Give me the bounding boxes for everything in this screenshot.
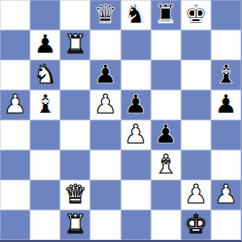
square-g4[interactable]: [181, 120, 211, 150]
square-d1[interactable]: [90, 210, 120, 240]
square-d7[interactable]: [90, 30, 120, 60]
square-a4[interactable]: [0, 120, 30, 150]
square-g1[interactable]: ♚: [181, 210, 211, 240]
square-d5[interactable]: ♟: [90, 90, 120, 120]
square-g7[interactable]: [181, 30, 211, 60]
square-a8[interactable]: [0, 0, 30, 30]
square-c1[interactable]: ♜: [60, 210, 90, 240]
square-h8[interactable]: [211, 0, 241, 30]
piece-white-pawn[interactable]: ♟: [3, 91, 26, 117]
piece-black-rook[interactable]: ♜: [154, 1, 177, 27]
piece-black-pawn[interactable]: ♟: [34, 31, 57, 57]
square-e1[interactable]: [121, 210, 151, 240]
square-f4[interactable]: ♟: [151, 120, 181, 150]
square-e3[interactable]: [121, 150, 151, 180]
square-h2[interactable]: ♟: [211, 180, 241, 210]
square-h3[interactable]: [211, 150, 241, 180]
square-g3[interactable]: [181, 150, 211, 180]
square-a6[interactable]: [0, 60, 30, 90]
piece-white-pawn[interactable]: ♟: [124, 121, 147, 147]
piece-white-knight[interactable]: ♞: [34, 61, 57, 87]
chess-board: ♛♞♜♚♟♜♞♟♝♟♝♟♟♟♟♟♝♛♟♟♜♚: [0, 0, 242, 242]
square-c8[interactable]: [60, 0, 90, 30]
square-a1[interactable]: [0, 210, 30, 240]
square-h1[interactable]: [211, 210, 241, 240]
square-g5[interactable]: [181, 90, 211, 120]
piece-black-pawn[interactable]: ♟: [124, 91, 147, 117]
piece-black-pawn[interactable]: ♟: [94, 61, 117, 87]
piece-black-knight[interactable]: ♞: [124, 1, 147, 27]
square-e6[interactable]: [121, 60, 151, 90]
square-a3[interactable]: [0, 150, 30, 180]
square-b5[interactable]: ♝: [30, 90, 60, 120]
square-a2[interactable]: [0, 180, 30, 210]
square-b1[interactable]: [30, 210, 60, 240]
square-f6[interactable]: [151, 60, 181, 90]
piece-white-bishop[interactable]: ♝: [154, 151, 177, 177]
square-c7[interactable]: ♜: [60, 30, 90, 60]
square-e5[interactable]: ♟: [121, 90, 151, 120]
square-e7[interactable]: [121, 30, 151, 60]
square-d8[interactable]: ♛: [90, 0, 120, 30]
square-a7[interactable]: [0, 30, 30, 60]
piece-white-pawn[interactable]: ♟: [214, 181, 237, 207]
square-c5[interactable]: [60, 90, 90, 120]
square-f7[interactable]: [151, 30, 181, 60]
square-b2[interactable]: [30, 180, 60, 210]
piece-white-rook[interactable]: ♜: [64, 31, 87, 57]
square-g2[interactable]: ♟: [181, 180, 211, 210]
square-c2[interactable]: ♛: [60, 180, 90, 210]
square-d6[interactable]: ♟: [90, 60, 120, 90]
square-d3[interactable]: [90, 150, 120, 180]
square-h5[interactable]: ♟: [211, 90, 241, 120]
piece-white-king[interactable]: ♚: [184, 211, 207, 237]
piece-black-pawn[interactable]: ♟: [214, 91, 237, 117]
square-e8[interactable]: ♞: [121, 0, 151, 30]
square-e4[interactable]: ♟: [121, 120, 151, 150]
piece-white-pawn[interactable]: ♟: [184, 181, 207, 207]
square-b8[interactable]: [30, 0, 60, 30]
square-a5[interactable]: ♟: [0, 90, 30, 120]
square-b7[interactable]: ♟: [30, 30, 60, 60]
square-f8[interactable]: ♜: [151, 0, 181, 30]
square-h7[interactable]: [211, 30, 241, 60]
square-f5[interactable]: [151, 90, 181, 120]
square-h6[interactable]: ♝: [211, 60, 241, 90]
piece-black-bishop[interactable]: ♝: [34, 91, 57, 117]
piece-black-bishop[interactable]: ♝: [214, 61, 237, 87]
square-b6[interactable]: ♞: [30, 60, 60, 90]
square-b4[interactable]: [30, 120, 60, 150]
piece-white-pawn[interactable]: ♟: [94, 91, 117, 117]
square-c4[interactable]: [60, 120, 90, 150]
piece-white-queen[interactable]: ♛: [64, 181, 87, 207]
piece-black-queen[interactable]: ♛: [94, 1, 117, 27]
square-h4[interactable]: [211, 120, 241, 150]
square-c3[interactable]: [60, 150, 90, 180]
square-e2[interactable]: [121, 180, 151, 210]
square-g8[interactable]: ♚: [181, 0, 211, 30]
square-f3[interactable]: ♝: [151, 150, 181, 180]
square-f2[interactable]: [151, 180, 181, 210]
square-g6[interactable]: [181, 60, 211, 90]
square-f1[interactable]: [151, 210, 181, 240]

-*-*-

- Directive -
Set out every line of the records above as a numbered list, omitting any blank lines and leaving the pictures out.

- Finished exercise -
1. Give me the bounding boxes for everything in this screenshot.
2. square-g4[interactable]: [181, 120, 211, 150]
3. square-d1[interactable]: [90, 210, 120, 240]
4. square-d7[interactable]: [90, 30, 120, 60]
5. square-a4[interactable]: [0, 120, 30, 150]
6. square-g1[interactable]: ♚: [181, 210, 211, 240]
7. square-d5[interactable]: ♟: [90, 90, 120, 120]
8. square-g7[interactable]: [181, 30, 211, 60]
9. square-a8[interactable]: [0, 0, 30, 30]
10. square-c1[interactable]: ♜: [60, 210, 90, 240]
11. square-h8[interactable]: [211, 0, 241, 30]
12. piece-white-pawn[interactable]: ♟: [3, 91, 26, 117]
13. piece-black-rook[interactable]: ♜: [154, 1, 177, 27]
14. piece-black-pawn[interactable]: ♟: [34, 31, 57, 57]
15. square-e1[interactable]: [121, 210, 151, 240]
16. square-f4[interactable]: ♟: [151, 120, 181, 150]
17. square-e3[interactable]: [121, 150, 151, 180]
18. square-h2[interactable]: ♟: [211, 180, 241, 210]
19. square-h3[interactable]: [211, 150, 241, 180]
20. square-g3[interactable]: [181, 150, 211, 180]
21. square-a6[interactable]: [0, 60, 30, 90]
22. piece-white-pawn[interactable]: ♟: [124, 121, 147, 147]
23. piece-white-knight[interactable]: ♞: [34, 61, 57, 87]
24. chess-board: ♛♞♜♚♟♜♞♟♝♟♝♟♟♟♟♟♝♛♟♟♜♚: [0, 0, 242, 242]
25. square-c8[interactable]: [60, 0, 90, 30]
26. square-a1[interactable]: [0, 210, 30, 240]
27. square-h1[interactable]: [211, 210, 241, 240]
28. square-g5[interactable]: [181, 90, 211, 120]
29. piece-black-pawn[interactable]: ♟: [124, 91, 147, 117]
30. piece-black-pawn[interactable]: ♟: [94, 61, 117, 87]
31. piece-black-knight[interactable]: ♞: [124, 1, 147, 27]
32. square-e6[interactable]: [121, 60, 151, 90]
33. square-a3[interactable]: [0, 150, 30, 180]
34. square-b5[interactable]: ♝: [30, 90, 60, 120]
35. square-a2[interactable]: [0, 180, 30, 210]
36. square-b1[interactable]: [30, 210, 60, 240]
37. square-f6[interactable]: [151, 60, 181, 90]
38. piece-white-bishop[interactable]: ♝: [154, 151, 177, 177]
39. square-c7[interactable]: ♜: [60, 30, 90, 60]
40. square-e5[interactable]: ♟: [121, 90, 151, 120]
41. square-e7[interactable]: [121, 30, 151, 60]
42. square-d8[interactable]: ♛: [90, 0, 120, 30]
43. square-a7[interactable]: [0, 30, 30, 60]
44. piece-white-pawn[interactable]: ♟: [214, 181, 237, 207]
45. square-c5[interactable]: [60, 90, 90, 120]
46. square-f7[interactable]: [151, 30, 181, 60]
47. square-b2[interactable]: [30, 180, 60, 210]
48. piece-white-rook[interactable]: ♜: [64, 31, 87, 57]
49. square-g2[interactable]: ♟: [181, 180, 211, 210]
50. square-c2[interactable]: ♛: [60, 180, 90, 210]
51. square-d6[interactable]: ♟: [90, 60, 120, 90]
52. square-d3[interactable]: [90, 150, 120, 180]
53. square-h5[interactable]: ♟: [211, 90, 241, 120]
54. piece-white-king[interactable]: ♚: [184, 211, 207, 237]
55. piece-black-pawn[interactable]: ♟: [214, 91, 237, 117]
56. square-e8[interactable]: ♞: [121, 0, 151, 30]
57. square-e4[interactable]: ♟: [121, 120, 151, 150]
58. piece-white-pawn[interactable]: ♟: [184, 181, 207, 207]
59. square-b8[interactable]: [30, 0, 60, 30]
60. square-a5[interactable]: ♟: [0, 90, 30, 120]
61. square-b7[interactable]: ♟: [30, 30, 60, 60]
62. square-f8[interactable]: ♜: [151, 0, 181, 30]
63. square-h7[interactable]: [211, 30, 241, 60]
64. square-f5[interactable]: [151, 90, 181, 120]
65. square-h6[interactable]: ♝: [211, 60, 241, 90]
66. piece-black-bishop[interactable]: ♝: [34, 91, 57, 117]
67. piece-black-bishop[interactable]: ♝: [214, 61, 237, 87]
68. square-b6[interactable]: ♞: [30, 60, 60, 90]
69. square-b4[interactable]: [30, 120, 60, 150]
70. piece-white-pawn[interactable]: ♟: [94, 91, 117, 117]
71. square-c4[interactable]: [60, 120, 90, 150]
72. piece-white-queen[interactable]: ♛: [64, 181, 87, 207]
73. piece-black-queen[interactable]: ♛: [94, 1, 117, 27]
74. square-h4[interactable]: [211, 120, 241, 150]
75. square-c3[interactable]: [60, 150, 90, 180]
76. square-e2[interactable]: [121, 180, 151, 210]
77. square-g8[interactable]: ♚: [181, 0, 211, 30]
78. square-f3[interactable]: ♝: [151, 150, 181, 180]
79. square-f2[interactable]: [151, 180, 181, 210]
80. square-g6[interactable]: [181, 60, 211, 90]
81. square-f1[interactable]: [151, 210, 181, 240]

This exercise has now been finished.